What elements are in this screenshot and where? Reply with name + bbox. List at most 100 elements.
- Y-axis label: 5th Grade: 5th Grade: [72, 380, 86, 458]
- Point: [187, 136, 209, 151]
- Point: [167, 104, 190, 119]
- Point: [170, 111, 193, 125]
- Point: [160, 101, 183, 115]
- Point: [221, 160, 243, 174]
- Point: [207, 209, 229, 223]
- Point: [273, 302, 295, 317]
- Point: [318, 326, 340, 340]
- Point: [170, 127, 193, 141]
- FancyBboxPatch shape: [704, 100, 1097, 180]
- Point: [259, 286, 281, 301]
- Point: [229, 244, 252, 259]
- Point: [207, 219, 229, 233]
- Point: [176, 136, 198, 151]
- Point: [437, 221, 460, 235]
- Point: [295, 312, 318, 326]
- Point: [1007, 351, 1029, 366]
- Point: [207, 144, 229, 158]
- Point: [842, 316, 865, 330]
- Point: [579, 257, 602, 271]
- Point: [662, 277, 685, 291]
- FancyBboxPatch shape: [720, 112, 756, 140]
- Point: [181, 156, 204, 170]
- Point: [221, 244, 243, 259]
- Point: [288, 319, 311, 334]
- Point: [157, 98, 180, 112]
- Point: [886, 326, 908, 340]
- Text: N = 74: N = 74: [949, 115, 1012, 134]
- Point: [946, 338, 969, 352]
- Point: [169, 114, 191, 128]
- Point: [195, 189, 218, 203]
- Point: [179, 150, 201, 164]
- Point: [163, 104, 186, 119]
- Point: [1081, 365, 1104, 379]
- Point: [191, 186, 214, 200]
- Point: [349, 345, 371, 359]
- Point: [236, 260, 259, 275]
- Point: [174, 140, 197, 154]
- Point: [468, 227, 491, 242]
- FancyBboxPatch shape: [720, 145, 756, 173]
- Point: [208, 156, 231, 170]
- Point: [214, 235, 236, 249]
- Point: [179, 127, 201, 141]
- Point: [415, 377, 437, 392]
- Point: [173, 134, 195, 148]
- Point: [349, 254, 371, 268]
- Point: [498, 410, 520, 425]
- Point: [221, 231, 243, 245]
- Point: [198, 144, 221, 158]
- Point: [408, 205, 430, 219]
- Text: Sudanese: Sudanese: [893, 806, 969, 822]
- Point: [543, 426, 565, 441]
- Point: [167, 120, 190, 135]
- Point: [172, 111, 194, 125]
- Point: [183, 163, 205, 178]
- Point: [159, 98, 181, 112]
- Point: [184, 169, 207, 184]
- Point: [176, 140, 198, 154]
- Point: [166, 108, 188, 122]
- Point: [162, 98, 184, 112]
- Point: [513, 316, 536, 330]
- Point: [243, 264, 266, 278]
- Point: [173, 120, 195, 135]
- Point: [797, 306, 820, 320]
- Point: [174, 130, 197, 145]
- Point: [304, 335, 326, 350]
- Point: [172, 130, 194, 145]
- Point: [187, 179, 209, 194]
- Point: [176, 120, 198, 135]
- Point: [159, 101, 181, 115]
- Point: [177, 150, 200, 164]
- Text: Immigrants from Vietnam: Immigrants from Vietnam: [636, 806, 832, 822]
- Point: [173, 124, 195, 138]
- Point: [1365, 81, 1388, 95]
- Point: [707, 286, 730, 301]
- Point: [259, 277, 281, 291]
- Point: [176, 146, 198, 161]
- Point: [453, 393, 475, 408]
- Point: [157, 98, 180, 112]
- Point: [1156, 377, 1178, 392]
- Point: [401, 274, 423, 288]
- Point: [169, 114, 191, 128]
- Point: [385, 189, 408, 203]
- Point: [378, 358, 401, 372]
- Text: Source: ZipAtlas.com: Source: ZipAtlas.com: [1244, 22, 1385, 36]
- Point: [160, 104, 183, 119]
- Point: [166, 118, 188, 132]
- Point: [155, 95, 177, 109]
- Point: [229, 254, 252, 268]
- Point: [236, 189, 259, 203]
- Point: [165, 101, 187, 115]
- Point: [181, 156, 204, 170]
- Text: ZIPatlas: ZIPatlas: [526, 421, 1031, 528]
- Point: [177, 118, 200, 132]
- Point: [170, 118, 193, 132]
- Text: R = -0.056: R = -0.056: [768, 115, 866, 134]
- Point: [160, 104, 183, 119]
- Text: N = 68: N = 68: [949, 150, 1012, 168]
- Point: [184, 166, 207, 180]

--------------------

● Written problem
Quote every line from the first one down to the line containing "- Point: [177, 150, 200, 164]", including both, reproducing each without any change.

● Solution to this task
What elements are in this screenshot and where? Reply with name + bbox. List at most 100 elements.
- Y-axis label: 5th Grade: 5th Grade: [72, 380, 86, 458]
- Point: [187, 136, 209, 151]
- Point: [167, 104, 190, 119]
- Point: [170, 111, 193, 125]
- Point: [160, 101, 183, 115]
- Point: [221, 160, 243, 174]
- Point: [207, 209, 229, 223]
- Point: [273, 302, 295, 317]
- Point: [318, 326, 340, 340]
- Point: [170, 127, 193, 141]
- FancyBboxPatch shape: [704, 100, 1097, 180]
- Point: [259, 286, 281, 301]
- Point: [229, 244, 252, 259]
- Point: [207, 219, 229, 233]
- Point: [176, 136, 198, 151]
- Point: [437, 221, 460, 235]
- Point: [295, 312, 318, 326]
- Point: [1007, 351, 1029, 366]
- Point: [207, 144, 229, 158]
- Point: [842, 316, 865, 330]
- Point: [579, 257, 602, 271]
- Point: [662, 277, 685, 291]
- FancyBboxPatch shape: [720, 112, 756, 140]
- Point: [181, 156, 204, 170]
- Point: [221, 244, 243, 259]
- Point: [288, 319, 311, 334]
- Point: [157, 98, 180, 112]
- Point: [886, 326, 908, 340]
- Text: N = 74: N = 74: [949, 115, 1012, 134]
- Point: [946, 338, 969, 352]
- Point: [169, 114, 191, 128]
- Point: [195, 189, 218, 203]
- Point: [179, 150, 201, 164]
- Point: [163, 104, 186, 119]
- Point: [1081, 365, 1104, 379]
- Point: [191, 186, 214, 200]
- Point: [349, 345, 371, 359]
- Point: [236, 260, 259, 275]
- Point: [174, 140, 197, 154]
- Point: [468, 227, 491, 242]
- FancyBboxPatch shape: [720, 145, 756, 173]
- Point: [208, 156, 231, 170]
- Point: [214, 235, 236, 249]
- Point: [179, 127, 201, 141]
- Point: [415, 377, 437, 392]
- Point: [173, 134, 195, 148]
- Point: [349, 254, 371, 268]
- Point: [498, 410, 520, 425]
- Point: [221, 231, 243, 245]
- Point: [198, 144, 221, 158]
- Point: [408, 205, 430, 219]
- Text: Sudanese: Sudanese: [893, 806, 969, 822]
- Point: [543, 426, 565, 441]
- Point: [167, 120, 190, 135]
- Point: [172, 111, 194, 125]
- Point: [183, 163, 205, 178]
- Point: [159, 98, 181, 112]
- Point: [184, 169, 207, 184]
- Point: [176, 140, 198, 154]
- Point: [166, 108, 188, 122]
- Point: [162, 98, 184, 112]
- Point: [513, 316, 536, 330]
- Point: [243, 264, 266, 278]
- Point: [173, 120, 195, 135]
- Point: [797, 306, 820, 320]
- Point: [174, 130, 197, 145]
- Point: [304, 335, 326, 350]
- Point: [172, 130, 194, 145]
- Point: [187, 179, 209, 194]
- Point: [176, 120, 198, 135]
- Point: [159, 101, 181, 115]
- Point: [177, 150, 200, 164]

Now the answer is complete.